[SUPPLIED ENTRIES]

-- -- --

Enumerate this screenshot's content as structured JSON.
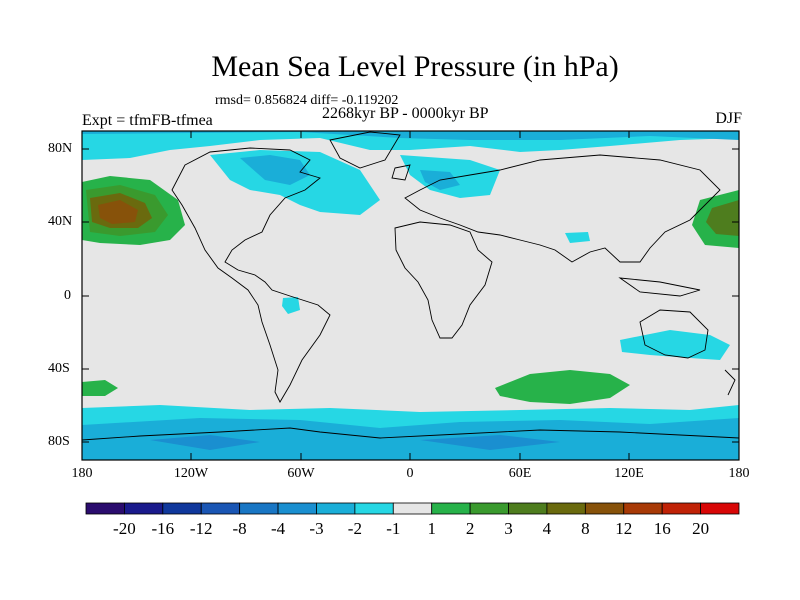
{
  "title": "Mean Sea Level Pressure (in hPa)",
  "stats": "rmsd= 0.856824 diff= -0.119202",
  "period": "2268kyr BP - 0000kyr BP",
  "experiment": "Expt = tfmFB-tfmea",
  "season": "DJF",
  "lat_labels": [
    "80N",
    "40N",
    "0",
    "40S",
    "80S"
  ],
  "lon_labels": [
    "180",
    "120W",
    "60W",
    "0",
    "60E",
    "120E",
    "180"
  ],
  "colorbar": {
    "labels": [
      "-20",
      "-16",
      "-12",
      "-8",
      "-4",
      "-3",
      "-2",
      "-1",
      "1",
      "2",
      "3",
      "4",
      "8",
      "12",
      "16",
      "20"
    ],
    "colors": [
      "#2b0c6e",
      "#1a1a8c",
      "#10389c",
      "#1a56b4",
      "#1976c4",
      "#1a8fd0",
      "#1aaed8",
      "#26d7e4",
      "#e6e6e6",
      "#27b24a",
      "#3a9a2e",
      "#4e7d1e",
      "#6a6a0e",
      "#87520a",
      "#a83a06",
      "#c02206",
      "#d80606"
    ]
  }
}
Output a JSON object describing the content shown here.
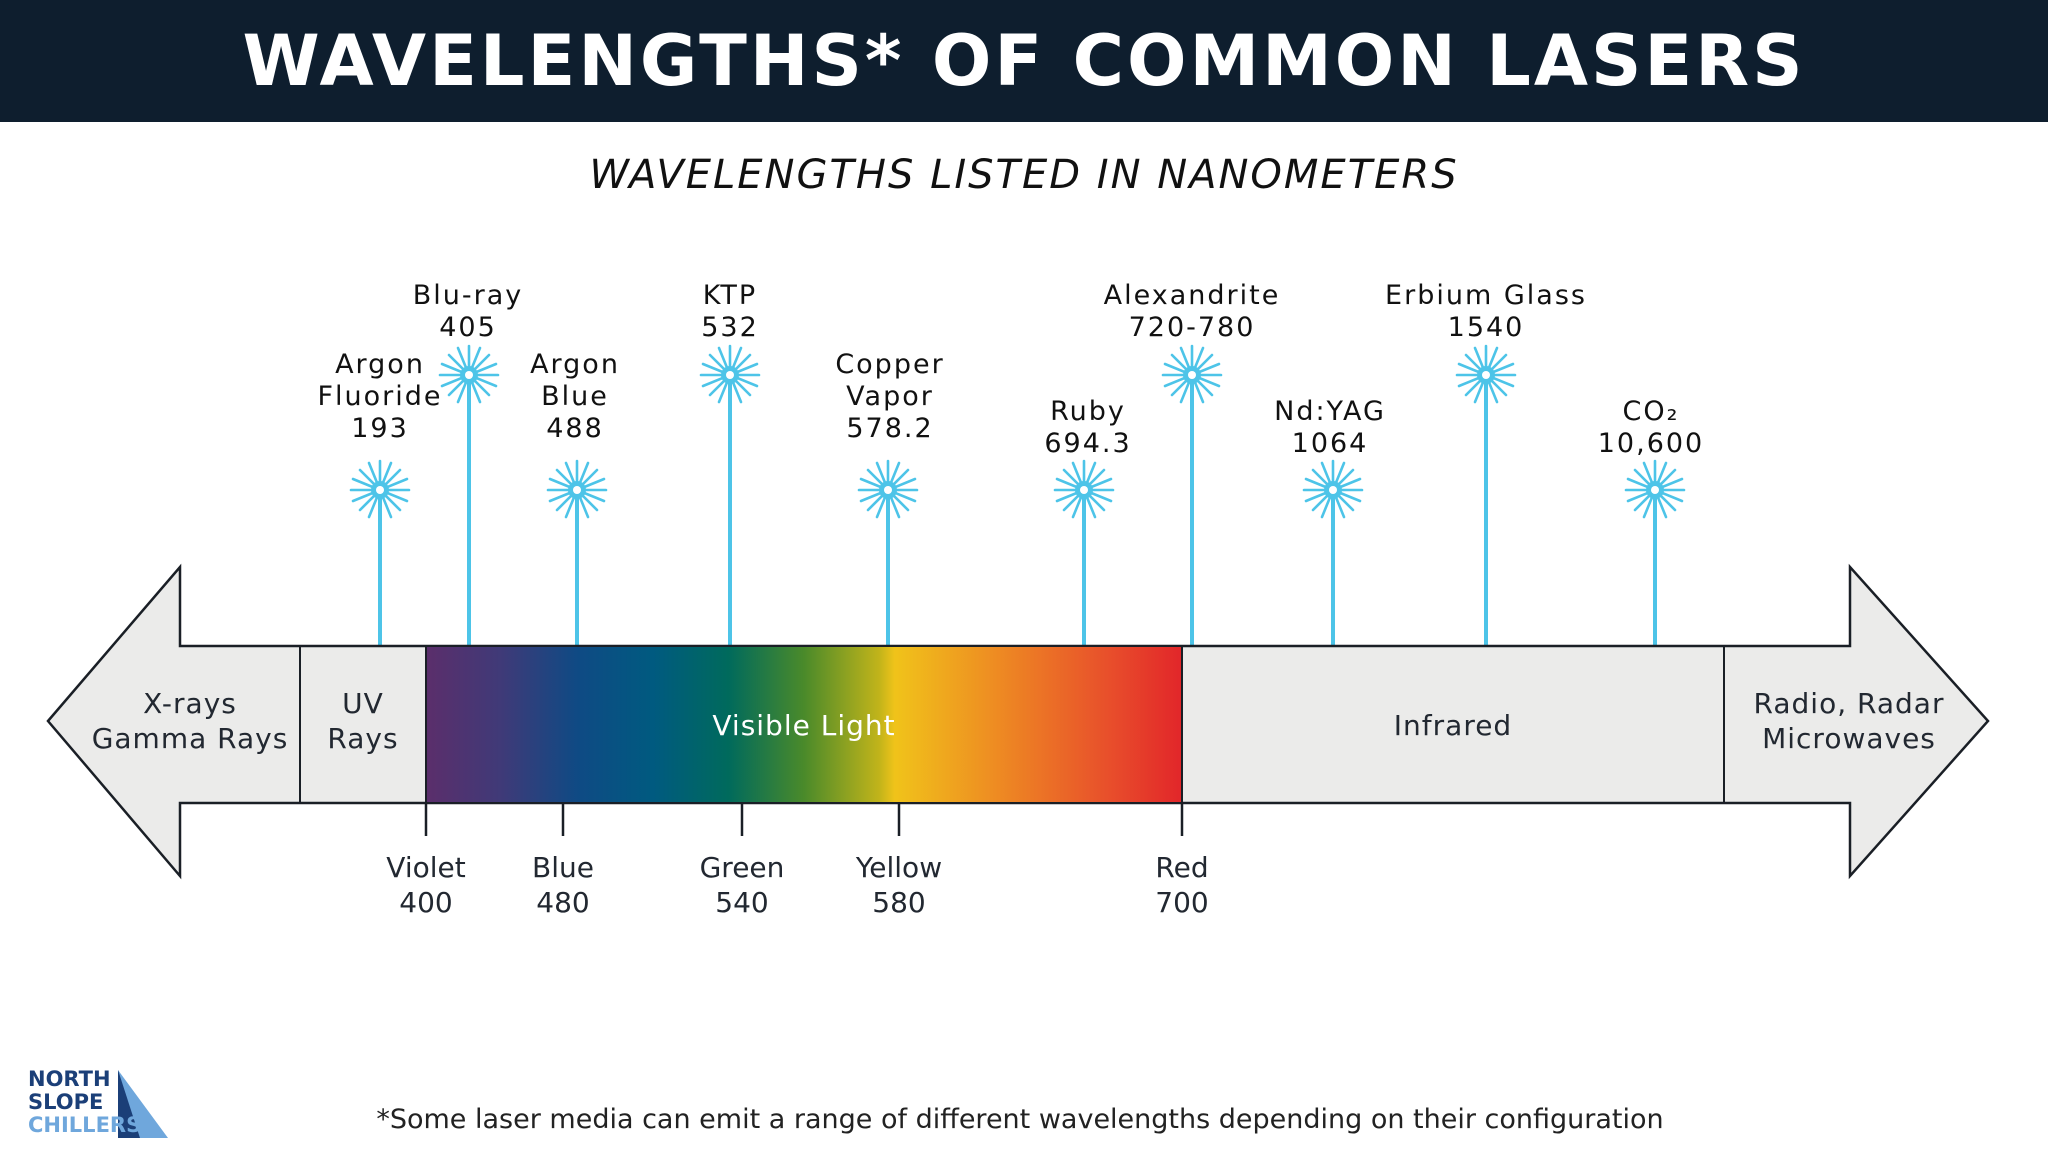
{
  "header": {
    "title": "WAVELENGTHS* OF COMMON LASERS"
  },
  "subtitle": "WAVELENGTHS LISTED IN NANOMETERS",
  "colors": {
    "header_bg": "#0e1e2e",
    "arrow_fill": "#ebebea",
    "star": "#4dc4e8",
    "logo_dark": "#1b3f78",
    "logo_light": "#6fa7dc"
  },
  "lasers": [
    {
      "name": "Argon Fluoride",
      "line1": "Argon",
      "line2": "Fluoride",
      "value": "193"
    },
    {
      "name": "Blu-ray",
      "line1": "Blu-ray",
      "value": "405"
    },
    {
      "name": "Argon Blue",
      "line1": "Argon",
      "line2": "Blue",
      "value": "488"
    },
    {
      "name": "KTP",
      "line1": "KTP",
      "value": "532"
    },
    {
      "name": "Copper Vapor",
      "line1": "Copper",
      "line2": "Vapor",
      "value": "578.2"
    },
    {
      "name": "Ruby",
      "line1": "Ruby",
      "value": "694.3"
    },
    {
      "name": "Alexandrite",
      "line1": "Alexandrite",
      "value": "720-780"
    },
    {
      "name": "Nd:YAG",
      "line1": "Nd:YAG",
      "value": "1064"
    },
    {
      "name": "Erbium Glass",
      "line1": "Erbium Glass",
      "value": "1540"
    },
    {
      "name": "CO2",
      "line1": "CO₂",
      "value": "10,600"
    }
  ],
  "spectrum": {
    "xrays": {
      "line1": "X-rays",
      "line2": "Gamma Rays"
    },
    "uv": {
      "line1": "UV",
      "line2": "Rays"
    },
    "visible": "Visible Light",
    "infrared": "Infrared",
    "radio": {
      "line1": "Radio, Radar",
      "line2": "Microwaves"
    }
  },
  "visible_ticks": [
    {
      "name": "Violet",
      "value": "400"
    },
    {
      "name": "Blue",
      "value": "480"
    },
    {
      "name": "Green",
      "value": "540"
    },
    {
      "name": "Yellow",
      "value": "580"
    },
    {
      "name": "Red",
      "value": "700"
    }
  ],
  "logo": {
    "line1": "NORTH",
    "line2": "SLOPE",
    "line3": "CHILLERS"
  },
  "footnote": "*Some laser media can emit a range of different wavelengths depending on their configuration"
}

-- -- --

[INSTRUCTIONS FOR THE TASK]
Write the records out once more, exactly as they appear, with no pictures.

[RESULT BELOW]
Enumerate this screenshot's content as structured JSON.
{
  "title": "Mean Sea Level Pressure (in hPa)",
  "stats": "rmsd= 0.856824 diff= -0.119202",
  "period": "2268kyr BP - 0000kyr BP",
  "experiment": "Expt = tfmFB-tfmea",
  "season": "DJF",
  "lat_labels": [
    "80N",
    "40N",
    "0",
    "40S",
    "80S"
  ],
  "lon_labels": [
    "180",
    "120W",
    "60W",
    "0",
    "60E",
    "120E",
    "180"
  ],
  "colorbar": {
    "labels": [
      "-20",
      "-16",
      "-12",
      "-8",
      "-4",
      "-3",
      "-2",
      "-1",
      "1",
      "2",
      "3",
      "4",
      "8",
      "12",
      "16",
      "20"
    ],
    "colors": [
      "#2b0c6e",
      "#1a1a8c",
      "#10389c",
      "#1a56b4",
      "#1976c4",
      "#1a8fd0",
      "#1aaed8",
      "#26d7e4",
      "#e6e6e6",
      "#27b24a",
      "#3a9a2e",
      "#4e7d1e",
      "#6a6a0e",
      "#87520a",
      "#a83a06",
      "#c02206",
      "#d80606"
    ]
  }
}
Output a JSON object describing the content shown here.
{
  "header": {
    "title": "WAVELENGTHS* OF COMMON LASERS"
  },
  "subtitle": "WAVELENGTHS LISTED IN NANOMETERS",
  "colors": {
    "header_bg": "#0e1e2e",
    "arrow_fill": "#ebebea",
    "star": "#4dc4e8",
    "logo_dark": "#1b3f78",
    "logo_light": "#6fa7dc"
  },
  "lasers": [
    {
      "name": "Argon Fluoride",
      "line1": "Argon",
      "line2": "Fluoride",
      "value": "193"
    },
    {
      "name": "Blu-ray",
      "line1": "Blu-ray",
      "value": "405"
    },
    {
      "name": "Argon Blue",
      "line1": "Argon",
      "line2": "Blue",
      "value": "488"
    },
    {
      "name": "KTP",
      "line1": "KTP",
      "value": "532"
    },
    {
      "name": "Copper Vapor",
      "line1": "Copper",
      "line2": "Vapor",
      "value": "578.2"
    },
    {
      "name": "Ruby",
      "line1": "Ruby",
      "value": "694.3"
    },
    {
      "name": "Alexandrite",
      "line1": "Alexandrite",
      "value": "720-780"
    },
    {
      "name": "Nd:YAG",
      "line1": "Nd:YAG",
      "value": "1064"
    },
    {
      "name": "Erbium Glass",
      "line1": "Erbium Glass",
      "value": "1540"
    },
    {
      "name": "CO2",
      "line1": "CO₂",
      "value": "10,600"
    }
  ],
  "spectrum": {
    "xrays": {
      "line1": "X-rays",
      "line2": "Gamma Rays"
    },
    "uv": {
      "line1": "UV",
      "line2": "Rays"
    },
    "visible": "Visible Light",
    "infrared": "Infrared",
    "radio": {
      "line1": "Radio, Radar",
      "line2": "Microwaves"
    }
  },
  "visible_ticks": [
    {
      "name": "Violet",
      "value": "400"
    },
    {
      "name": "Blue",
      "value": "480"
    },
    {
      "name": "Green",
      "value": "540"
    },
    {
      "name": "Yellow",
      "value": "580"
    },
    {
      "name": "Red",
      "value": "700"
    }
  ],
  "logo": {
    "line1": "NORTH",
    "line2": "SLOPE",
    "line3": "CHILLERS"
  },
  "footnote": "*Some laser media can emit a range of different wavelengths depending on their configuration"
}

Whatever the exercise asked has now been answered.